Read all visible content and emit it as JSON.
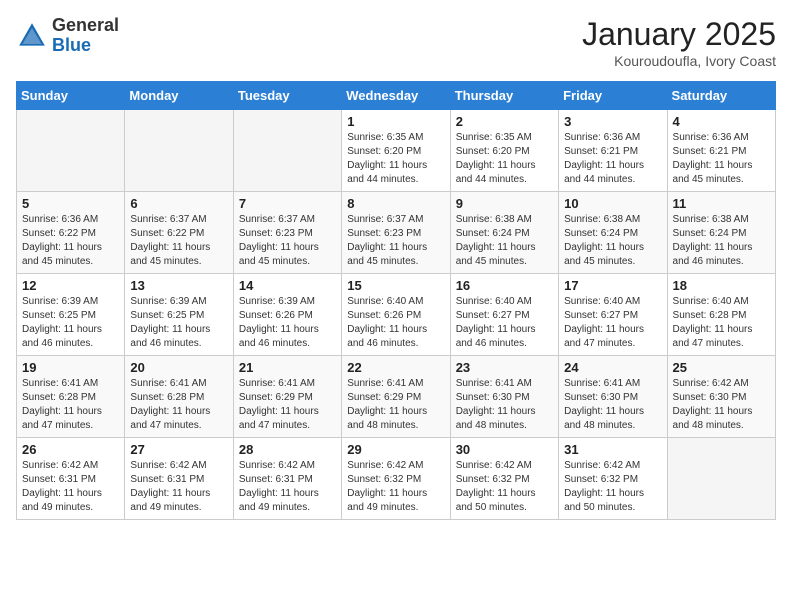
{
  "header": {
    "logo_general": "General",
    "logo_blue": "Blue",
    "month_title": "January 2025",
    "location": "Kouroudoufla, Ivory Coast"
  },
  "days_of_week": [
    "Sunday",
    "Monday",
    "Tuesday",
    "Wednesday",
    "Thursday",
    "Friday",
    "Saturday"
  ],
  "weeks": [
    [
      {
        "day": "",
        "sunrise": "",
        "sunset": "",
        "daylight": "",
        "empty": true
      },
      {
        "day": "",
        "sunrise": "",
        "sunset": "",
        "daylight": "",
        "empty": true
      },
      {
        "day": "",
        "sunrise": "",
        "sunset": "",
        "daylight": "",
        "empty": true
      },
      {
        "day": "1",
        "sunrise": "Sunrise: 6:35 AM",
        "sunset": "Sunset: 6:20 PM",
        "daylight": "Daylight: 11 hours and 44 minutes.",
        "empty": false
      },
      {
        "day": "2",
        "sunrise": "Sunrise: 6:35 AM",
        "sunset": "Sunset: 6:20 PM",
        "daylight": "Daylight: 11 hours and 44 minutes.",
        "empty": false
      },
      {
        "day": "3",
        "sunrise": "Sunrise: 6:36 AM",
        "sunset": "Sunset: 6:21 PM",
        "daylight": "Daylight: 11 hours and 44 minutes.",
        "empty": false
      },
      {
        "day": "4",
        "sunrise": "Sunrise: 6:36 AM",
        "sunset": "Sunset: 6:21 PM",
        "daylight": "Daylight: 11 hours and 45 minutes.",
        "empty": false
      }
    ],
    [
      {
        "day": "5",
        "sunrise": "Sunrise: 6:36 AM",
        "sunset": "Sunset: 6:22 PM",
        "daylight": "Daylight: 11 hours and 45 minutes.",
        "empty": false
      },
      {
        "day": "6",
        "sunrise": "Sunrise: 6:37 AM",
        "sunset": "Sunset: 6:22 PM",
        "daylight": "Daylight: 11 hours and 45 minutes.",
        "empty": false
      },
      {
        "day": "7",
        "sunrise": "Sunrise: 6:37 AM",
        "sunset": "Sunset: 6:23 PM",
        "daylight": "Daylight: 11 hours and 45 minutes.",
        "empty": false
      },
      {
        "day": "8",
        "sunrise": "Sunrise: 6:37 AM",
        "sunset": "Sunset: 6:23 PM",
        "daylight": "Daylight: 11 hours and 45 minutes.",
        "empty": false
      },
      {
        "day": "9",
        "sunrise": "Sunrise: 6:38 AM",
        "sunset": "Sunset: 6:24 PM",
        "daylight": "Daylight: 11 hours and 45 minutes.",
        "empty": false
      },
      {
        "day": "10",
        "sunrise": "Sunrise: 6:38 AM",
        "sunset": "Sunset: 6:24 PM",
        "daylight": "Daylight: 11 hours and 45 minutes.",
        "empty": false
      },
      {
        "day": "11",
        "sunrise": "Sunrise: 6:38 AM",
        "sunset": "Sunset: 6:24 PM",
        "daylight": "Daylight: 11 hours and 46 minutes.",
        "empty": false
      }
    ],
    [
      {
        "day": "12",
        "sunrise": "Sunrise: 6:39 AM",
        "sunset": "Sunset: 6:25 PM",
        "daylight": "Daylight: 11 hours and 46 minutes.",
        "empty": false
      },
      {
        "day": "13",
        "sunrise": "Sunrise: 6:39 AM",
        "sunset": "Sunset: 6:25 PM",
        "daylight": "Daylight: 11 hours and 46 minutes.",
        "empty": false
      },
      {
        "day": "14",
        "sunrise": "Sunrise: 6:39 AM",
        "sunset": "Sunset: 6:26 PM",
        "daylight": "Daylight: 11 hours and 46 minutes.",
        "empty": false
      },
      {
        "day": "15",
        "sunrise": "Sunrise: 6:40 AM",
        "sunset": "Sunset: 6:26 PM",
        "daylight": "Daylight: 11 hours and 46 minutes.",
        "empty": false
      },
      {
        "day": "16",
        "sunrise": "Sunrise: 6:40 AM",
        "sunset": "Sunset: 6:27 PM",
        "daylight": "Daylight: 11 hours and 46 minutes.",
        "empty": false
      },
      {
        "day": "17",
        "sunrise": "Sunrise: 6:40 AM",
        "sunset": "Sunset: 6:27 PM",
        "daylight": "Daylight: 11 hours and 47 minutes.",
        "empty": false
      },
      {
        "day": "18",
        "sunrise": "Sunrise: 6:40 AM",
        "sunset": "Sunset: 6:28 PM",
        "daylight": "Daylight: 11 hours and 47 minutes.",
        "empty": false
      }
    ],
    [
      {
        "day": "19",
        "sunrise": "Sunrise: 6:41 AM",
        "sunset": "Sunset: 6:28 PM",
        "daylight": "Daylight: 11 hours and 47 minutes.",
        "empty": false
      },
      {
        "day": "20",
        "sunrise": "Sunrise: 6:41 AM",
        "sunset": "Sunset: 6:28 PM",
        "daylight": "Daylight: 11 hours and 47 minutes.",
        "empty": false
      },
      {
        "day": "21",
        "sunrise": "Sunrise: 6:41 AM",
        "sunset": "Sunset: 6:29 PM",
        "daylight": "Daylight: 11 hours and 47 minutes.",
        "empty": false
      },
      {
        "day": "22",
        "sunrise": "Sunrise: 6:41 AM",
        "sunset": "Sunset: 6:29 PM",
        "daylight": "Daylight: 11 hours and 48 minutes.",
        "empty": false
      },
      {
        "day": "23",
        "sunrise": "Sunrise: 6:41 AM",
        "sunset": "Sunset: 6:30 PM",
        "daylight": "Daylight: 11 hours and 48 minutes.",
        "empty": false
      },
      {
        "day": "24",
        "sunrise": "Sunrise: 6:41 AM",
        "sunset": "Sunset: 6:30 PM",
        "daylight": "Daylight: 11 hours and 48 minutes.",
        "empty": false
      },
      {
        "day": "25",
        "sunrise": "Sunrise: 6:42 AM",
        "sunset": "Sunset: 6:30 PM",
        "daylight": "Daylight: 11 hours and 48 minutes.",
        "empty": false
      }
    ],
    [
      {
        "day": "26",
        "sunrise": "Sunrise: 6:42 AM",
        "sunset": "Sunset: 6:31 PM",
        "daylight": "Daylight: 11 hours and 49 minutes.",
        "empty": false
      },
      {
        "day": "27",
        "sunrise": "Sunrise: 6:42 AM",
        "sunset": "Sunset: 6:31 PM",
        "daylight": "Daylight: 11 hours and 49 minutes.",
        "empty": false
      },
      {
        "day": "28",
        "sunrise": "Sunrise: 6:42 AM",
        "sunset": "Sunset: 6:31 PM",
        "daylight": "Daylight: 11 hours and 49 minutes.",
        "empty": false
      },
      {
        "day": "29",
        "sunrise": "Sunrise: 6:42 AM",
        "sunset": "Sunset: 6:32 PM",
        "daylight": "Daylight: 11 hours and 49 minutes.",
        "empty": false
      },
      {
        "day": "30",
        "sunrise": "Sunrise: 6:42 AM",
        "sunset": "Sunset: 6:32 PM",
        "daylight": "Daylight: 11 hours and 50 minutes.",
        "empty": false
      },
      {
        "day": "31",
        "sunrise": "Sunrise: 6:42 AM",
        "sunset": "Sunset: 6:32 PM",
        "daylight": "Daylight: 11 hours and 50 minutes.",
        "empty": false
      },
      {
        "day": "",
        "sunrise": "",
        "sunset": "",
        "daylight": "",
        "empty": true
      }
    ]
  ]
}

_ _ _ _ _

### Stated exercise
Restate the whole listing above exactly, please, omitting every image.

### Answer for the task
Read all visible content and emit it as JSON.
{
  "header": {
    "logo_general": "General",
    "logo_blue": "Blue",
    "month_title": "January 2025",
    "location": "Kouroudoufla, Ivory Coast"
  },
  "days_of_week": [
    "Sunday",
    "Monday",
    "Tuesday",
    "Wednesday",
    "Thursday",
    "Friday",
    "Saturday"
  ],
  "weeks": [
    [
      {
        "day": "",
        "sunrise": "",
        "sunset": "",
        "daylight": "",
        "empty": true
      },
      {
        "day": "",
        "sunrise": "",
        "sunset": "",
        "daylight": "",
        "empty": true
      },
      {
        "day": "",
        "sunrise": "",
        "sunset": "",
        "daylight": "",
        "empty": true
      },
      {
        "day": "1",
        "sunrise": "Sunrise: 6:35 AM",
        "sunset": "Sunset: 6:20 PM",
        "daylight": "Daylight: 11 hours and 44 minutes.",
        "empty": false
      },
      {
        "day": "2",
        "sunrise": "Sunrise: 6:35 AM",
        "sunset": "Sunset: 6:20 PM",
        "daylight": "Daylight: 11 hours and 44 minutes.",
        "empty": false
      },
      {
        "day": "3",
        "sunrise": "Sunrise: 6:36 AM",
        "sunset": "Sunset: 6:21 PM",
        "daylight": "Daylight: 11 hours and 44 minutes.",
        "empty": false
      },
      {
        "day": "4",
        "sunrise": "Sunrise: 6:36 AM",
        "sunset": "Sunset: 6:21 PM",
        "daylight": "Daylight: 11 hours and 45 minutes.",
        "empty": false
      }
    ],
    [
      {
        "day": "5",
        "sunrise": "Sunrise: 6:36 AM",
        "sunset": "Sunset: 6:22 PM",
        "daylight": "Daylight: 11 hours and 45 minutes.",
        "empty": false
      },
      {
        "day": "6",
        "sunrise": "Sunrise: 6:37 AM",
        "sunset": "Sunset: 6:22 PM",
        "daylight": "Daylight: 11 hours and 45 minutes.",
        "empty": false
      },
      {
        "day": "7",
        "sunrise": "Sunrise: 6:37 AM",
        "sunset": "Sunset: 6:23 PM",
        "daylight": "Daylight: 11 hours and 45 minutes.",
        "empty": false
      },
      {
        "day": "8",
        "sunrise": "Sunrise: 6:37 AM",
        "sunset": "Sunset: 6:23 PM",
        "daylight": "Daylight: 11 hours and 45 minutes.",
        "empty": false
      },
      {
        "day": "9",
        "sunrise": "Sunrise: 6:38 AM",
        "sunset": "Sunset: 6:24 PM",
        "daylight": "Daylight: 11 hours and 45 minutes.",
        "empty": false
      },
      {
        "day": "10",
        "sunrise": "Sunrise: 6:38 AM",
        "sunset": "Sunset: 6:24 PM",
        "daylight": "Daylight: 11 hours and 45 minutes.",
        "empty": false
      },
      {
        "day": "11",
        "sunrise": "Sunrise: 6:38 AM",
        "sunset": "Sunset: 6:24 PM",
        "daylight": "Daylight: 11 hours and 46 minutes.",
        "empty": false
      }
    ],
    [
      {
        "day": "12",
        "sunrise": "Sunrise: 6:39 AM",
        "sunset": "Sunset: 6:25 PM",
        "daylight": "Daylight: 11 hours and 46 minutes.",
        "empty": false
      },
      {
        "day": "13",
        "sunrise": "Sunrise: 6:39 AM",
        "sunset": "Sunset: 6:25 PM",
        "daylight": "Daylight: 11 hours and 46 minutes.",
        "empty": false
      },
      {
        "day": "14",
        "sunrise": "Sunrise: 6:39 AM",
        "sunset": "Sunset: 6:26 PM",
        "daylight": "Daylight: 11 hours and 46 minutes.",
        "empty": false
      },
      {
        "day": "15",
        "sunrise": "Sunrise: 6:40 AM",
        "sunset": "Sunset: 6:26 PM",
        "daylight": "Daylight: 11 hours and 46 minutes.",
        "empty": false
      },
      {
        "day": "16",
        "sunrise": "Sunrise: 6:40 AM",
        "sunset": "Sunset: 6:27 PM",
        "daylight": "Daylight: 11 hours and 46 minutes.",
        "empty": false
      },
      {
        "day": "17",
        "sunrise": "Sunrise: 6:40 AM",
        "sunset": "Sunset: 6:27 PM",
        "daylight": "Daylight: 11 hours and 47 minutes.",
        "empty": false
      },
      {
        "day": "18",
        "sunrise": "Sunrise: 6:40 AM",
        "sunset": "Sunset: 6:28 PM",
        "daylight": "Daylight: 11 hours and 47 minutes.",
        "empty": false
      }
    ],
    [
      {
        "day": "19",
        "sunrise": "Sunrise: 6:41 AM",
        "sunset": "Sunset: 6:28 PM",
        "daylight": "Daylight: 11 hours and 47 minutes.",
        "empty": false
      },
      {
        "day": "20",
        "sunrise": "Sunrise: 6:41 AM",
        "sunset": "Sunset: 6:28 PM",
        "daylight": "Daylight: 11 hours and 47 minutes.",
        "empty": false
      },
      {
        "day": "21",
        "sunrise": "Sunrise: 6:41 AM",
        "sunset": "Sunset: 6:29 PM",
        "daylight": "Daylight: 11 hours and 47 minutes.",
        "empty": false
      },
      {
        "day": "22",
        "sunrise": "Sunrise: 6:41 AM",
        "sunset": "Sunset: 6:29 PM",
        "daylight": "Daylight: 11 hours and 48 minutes.",
        "empty": false
      },
      {
        "day": "23",
        "sunrise": "Sunrise: 6:41 AM",
        "sunset": "Sunset: 6:30 PM",
        "daylight": "Daylight: 11 hours and 48 minutes.",
        "empty": false
      },
      {
        "day": "24",
        "sunrise": "Sunrise: 6:41 AM",
        "sunset": "Sunset: 6:30 PM",
        "daylight": "Daylight: 11 hours and 48 minutes.",
        "empty": false
      },
      {
        "day": "25",
        "sunrise": "Sunrise: 6:42 AM",
        "sunset": "Sunset: 6:30 PM",
        "daylight": "Daylight: 11 hours and 48 minutes.",
        "empty": false
      }
    ],
    [
      {
        "day": "26",
        "sunrise": "Sunrise: 6:42 AM",
        "sunset": "Sunset: 6:31 PM",
        "daylight": "Daylight: 11 hours and 49 minutes.",
        "empty": false
      },
      {
        "day": "27",
        "sunrise": "Sunrise: 6:42 AM",
        "sunset": "Sunset: 6:31 PM",
        "daylight": "Daylight: 11 hours and 49 minutes.",
        "empty": false
      },
      {
        "day": "28",
        "sunrise": "Sunrise: 6:42 AM",
        "sunset": "Sunset: 6:31 PM",
        "daylight": "Daylight: 11 hours and 49 minutes.",
        "empty": false
      },
      {
        "day": "29",
        "sunrise": "Sunrise: 6:42 AM",
        "sunset": "Sunset: 6:32 PM",
        "daylight": "Daylight: 11 hours and 49 minutes.",
        "empty": false
      },
      {
        "day": "30",
        "sunrise": "Sunrise: 6:42 AM",
        "sunset": "Sunset: 6:32 PM",
        "daylight": "Daylight: 11 hours and 50 minutes.",
        "empty": false
      },
      {
        "day": "31",
        "sunrise": "Sunrise: 6:42 AM",
        "sunset": "Sunset: 6:32 PM",
        "daylight": "Daylight: 11 hours and 50 minutes.",
        "empty": false
      },
      {
        "day": "",
        "sunrise": "",
        "sunset": "",
        "daylight": "",
        "empty": true
      }
    ]
  ]
}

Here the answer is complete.